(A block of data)
******************************
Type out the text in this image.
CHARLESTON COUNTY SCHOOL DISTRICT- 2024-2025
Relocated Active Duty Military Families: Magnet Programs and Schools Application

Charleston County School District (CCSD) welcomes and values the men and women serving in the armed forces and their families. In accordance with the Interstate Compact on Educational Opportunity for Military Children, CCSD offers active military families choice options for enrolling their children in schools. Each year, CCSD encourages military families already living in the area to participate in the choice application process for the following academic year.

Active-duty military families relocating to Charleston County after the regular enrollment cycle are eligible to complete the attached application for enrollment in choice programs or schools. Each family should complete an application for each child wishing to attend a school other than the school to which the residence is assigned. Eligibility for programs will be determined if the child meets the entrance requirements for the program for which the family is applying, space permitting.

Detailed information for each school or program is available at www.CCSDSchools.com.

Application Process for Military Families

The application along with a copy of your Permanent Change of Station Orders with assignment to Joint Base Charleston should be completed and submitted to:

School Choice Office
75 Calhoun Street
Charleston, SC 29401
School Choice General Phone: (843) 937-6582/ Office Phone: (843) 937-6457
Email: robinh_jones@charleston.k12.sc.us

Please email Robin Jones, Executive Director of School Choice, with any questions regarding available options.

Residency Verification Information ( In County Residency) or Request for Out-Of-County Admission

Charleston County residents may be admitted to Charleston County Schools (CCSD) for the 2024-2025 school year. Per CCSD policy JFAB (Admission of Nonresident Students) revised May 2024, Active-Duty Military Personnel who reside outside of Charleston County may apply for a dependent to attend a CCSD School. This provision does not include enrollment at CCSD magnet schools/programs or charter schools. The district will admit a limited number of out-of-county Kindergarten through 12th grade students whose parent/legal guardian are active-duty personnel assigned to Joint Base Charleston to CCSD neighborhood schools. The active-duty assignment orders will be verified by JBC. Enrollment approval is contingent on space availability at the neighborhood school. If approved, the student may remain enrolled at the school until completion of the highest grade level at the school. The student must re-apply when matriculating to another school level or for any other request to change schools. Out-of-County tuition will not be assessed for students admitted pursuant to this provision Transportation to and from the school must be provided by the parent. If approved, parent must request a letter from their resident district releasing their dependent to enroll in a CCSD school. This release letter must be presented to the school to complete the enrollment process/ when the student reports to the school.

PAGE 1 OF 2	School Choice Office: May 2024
******************************
▸ Your instructions
Copy the lines from the entries above in which the word "available" appears.

▸ Result
Detailed information for each school or program is available at www.CCSDSchools.com.
Please email Robin Jones, Executive Director of School Choice, with any questions regarding available options.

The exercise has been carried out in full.